### Your goal
Determine the number of lines in the listing below where the string "JSON" occurs; answer with the number alone.

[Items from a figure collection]
════════

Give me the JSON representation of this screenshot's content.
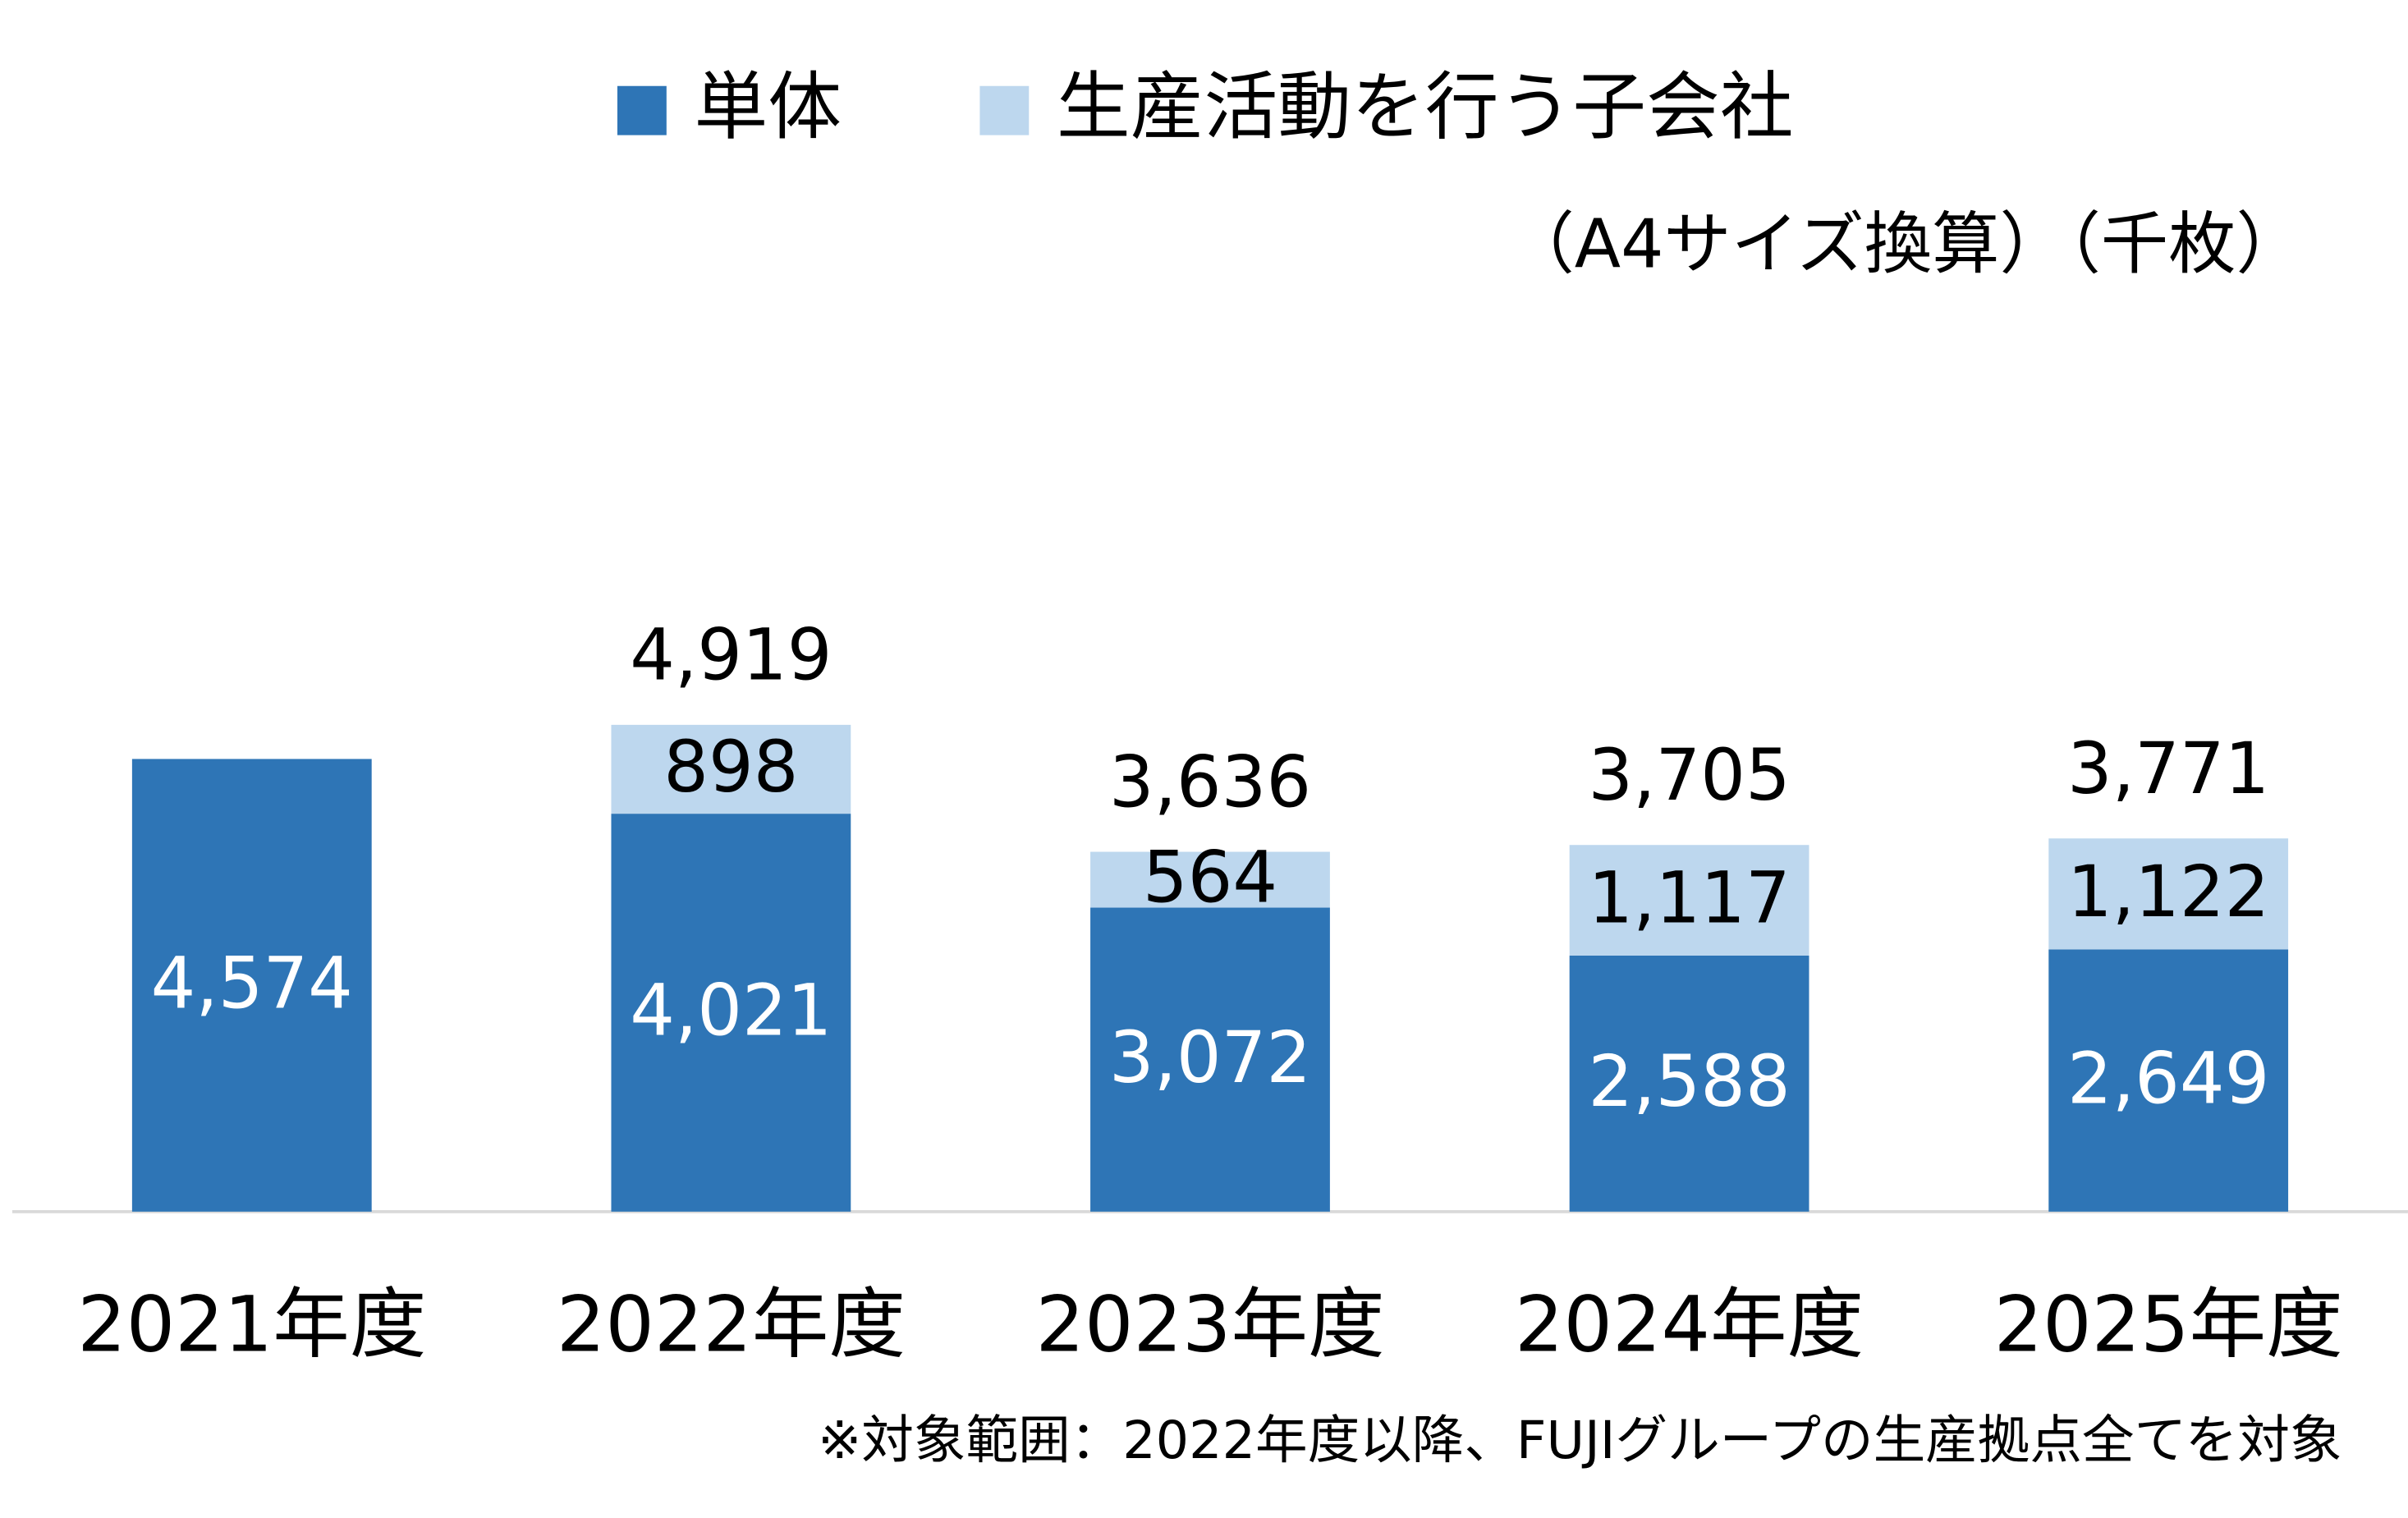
{
  "chart_data": {
    "type": "stacked-bar",
    "subtitle": "（A4サイズ換算）（千枚）",
    "note": "※対象範囲：2022年度以降、FUJIグループの生産拠点全てを対象",
    "categories": [
      "2021年度",
      "2022年度",
      "2023年度",
      "2024年度",
      "2025年度"
    ],
    "series": [
      {
        "name": "単体",
        "color": "#2e75b6",
        "label_color": "#ffffff",
        "values": [
          4574,
          4021,
          3072,
          2588,
          2649
        ],
        "value_labels": [
          "4,574",
          "4,021",
          "3,072",
          "2,588",
          "2,649"
        ]
      },
      {
        "name": "生産活動を行う子会社",
        "color": "#bdd7ee",
        "label_color": "#000000",
        "values": [
          null,
          898,
          564,
          1117,
          1122
        ],
        "value_labels": [
          null,
          "898",
          "564",
          "1,117",
          "1,122"
        ]
      }
    ],
    "totals": {
      "values": [
        null,
        4919,
        3636,
        3705,
        3771
      ],
      "value_labels": [
        null,
        "4,919",
        "3,636",
        "3,705",
        "3,771"
      ]
    }
  }
}
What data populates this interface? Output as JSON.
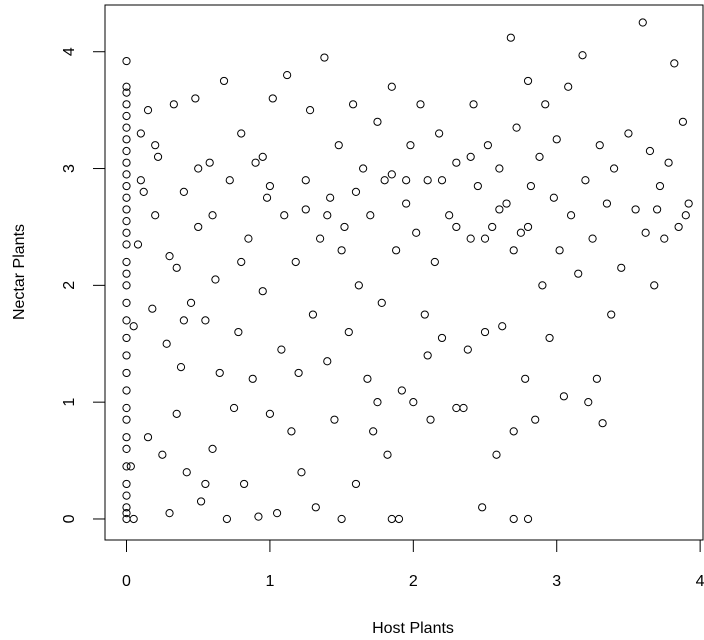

════════

### Response to the task
2